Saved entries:

********

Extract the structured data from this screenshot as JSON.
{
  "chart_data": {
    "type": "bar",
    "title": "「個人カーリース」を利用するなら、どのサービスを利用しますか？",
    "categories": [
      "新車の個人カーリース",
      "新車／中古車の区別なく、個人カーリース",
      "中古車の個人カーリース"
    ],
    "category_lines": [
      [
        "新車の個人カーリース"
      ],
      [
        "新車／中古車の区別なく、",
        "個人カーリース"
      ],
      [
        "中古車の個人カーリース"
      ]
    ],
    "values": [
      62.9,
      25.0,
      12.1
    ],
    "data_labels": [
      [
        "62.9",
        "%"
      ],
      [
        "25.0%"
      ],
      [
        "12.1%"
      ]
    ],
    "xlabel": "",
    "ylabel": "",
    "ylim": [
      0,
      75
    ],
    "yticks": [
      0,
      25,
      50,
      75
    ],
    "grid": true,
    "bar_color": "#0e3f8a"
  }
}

********

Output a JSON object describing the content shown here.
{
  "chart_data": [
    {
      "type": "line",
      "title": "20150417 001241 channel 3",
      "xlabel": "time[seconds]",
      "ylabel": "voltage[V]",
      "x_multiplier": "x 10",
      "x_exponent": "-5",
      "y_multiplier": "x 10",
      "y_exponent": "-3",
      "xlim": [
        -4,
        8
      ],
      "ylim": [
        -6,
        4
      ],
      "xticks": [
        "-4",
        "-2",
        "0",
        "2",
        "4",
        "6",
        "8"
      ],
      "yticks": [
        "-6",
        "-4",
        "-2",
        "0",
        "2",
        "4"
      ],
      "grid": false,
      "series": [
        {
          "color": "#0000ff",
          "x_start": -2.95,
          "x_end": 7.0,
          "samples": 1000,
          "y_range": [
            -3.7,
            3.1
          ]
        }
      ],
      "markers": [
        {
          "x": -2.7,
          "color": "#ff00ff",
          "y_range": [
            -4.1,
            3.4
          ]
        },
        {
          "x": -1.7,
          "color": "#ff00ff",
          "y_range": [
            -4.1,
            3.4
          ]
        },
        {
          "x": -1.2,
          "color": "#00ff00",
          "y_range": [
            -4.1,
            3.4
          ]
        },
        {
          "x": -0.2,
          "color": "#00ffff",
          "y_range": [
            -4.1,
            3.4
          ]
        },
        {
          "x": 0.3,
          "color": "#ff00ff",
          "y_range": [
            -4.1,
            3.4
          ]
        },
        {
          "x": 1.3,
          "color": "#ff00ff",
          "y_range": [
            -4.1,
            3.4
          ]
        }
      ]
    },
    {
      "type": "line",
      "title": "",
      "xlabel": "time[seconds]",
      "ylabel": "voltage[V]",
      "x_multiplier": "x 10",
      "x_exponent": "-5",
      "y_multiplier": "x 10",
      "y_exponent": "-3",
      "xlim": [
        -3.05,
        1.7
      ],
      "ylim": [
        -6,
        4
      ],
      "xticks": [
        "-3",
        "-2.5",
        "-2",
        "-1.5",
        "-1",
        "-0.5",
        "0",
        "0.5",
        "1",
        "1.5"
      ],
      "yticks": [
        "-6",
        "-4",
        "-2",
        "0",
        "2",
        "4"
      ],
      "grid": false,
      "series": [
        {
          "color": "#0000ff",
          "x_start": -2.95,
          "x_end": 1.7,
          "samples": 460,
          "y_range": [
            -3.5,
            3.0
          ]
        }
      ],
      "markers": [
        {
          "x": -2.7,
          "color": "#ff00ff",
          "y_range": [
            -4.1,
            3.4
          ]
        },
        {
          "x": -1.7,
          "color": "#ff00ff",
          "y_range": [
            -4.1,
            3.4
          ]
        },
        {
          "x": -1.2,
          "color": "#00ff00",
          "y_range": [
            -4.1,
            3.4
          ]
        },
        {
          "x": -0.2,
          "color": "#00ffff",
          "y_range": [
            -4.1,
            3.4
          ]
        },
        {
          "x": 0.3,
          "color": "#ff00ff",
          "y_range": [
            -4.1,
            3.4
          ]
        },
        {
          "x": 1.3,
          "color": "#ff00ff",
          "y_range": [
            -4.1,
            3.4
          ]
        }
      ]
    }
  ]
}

********

◆ WHAT THE TASK ASKS: Give the number of lines where the string "title" occurs, without any further text.

◆ SOLUTION FOR THIS TASK: 3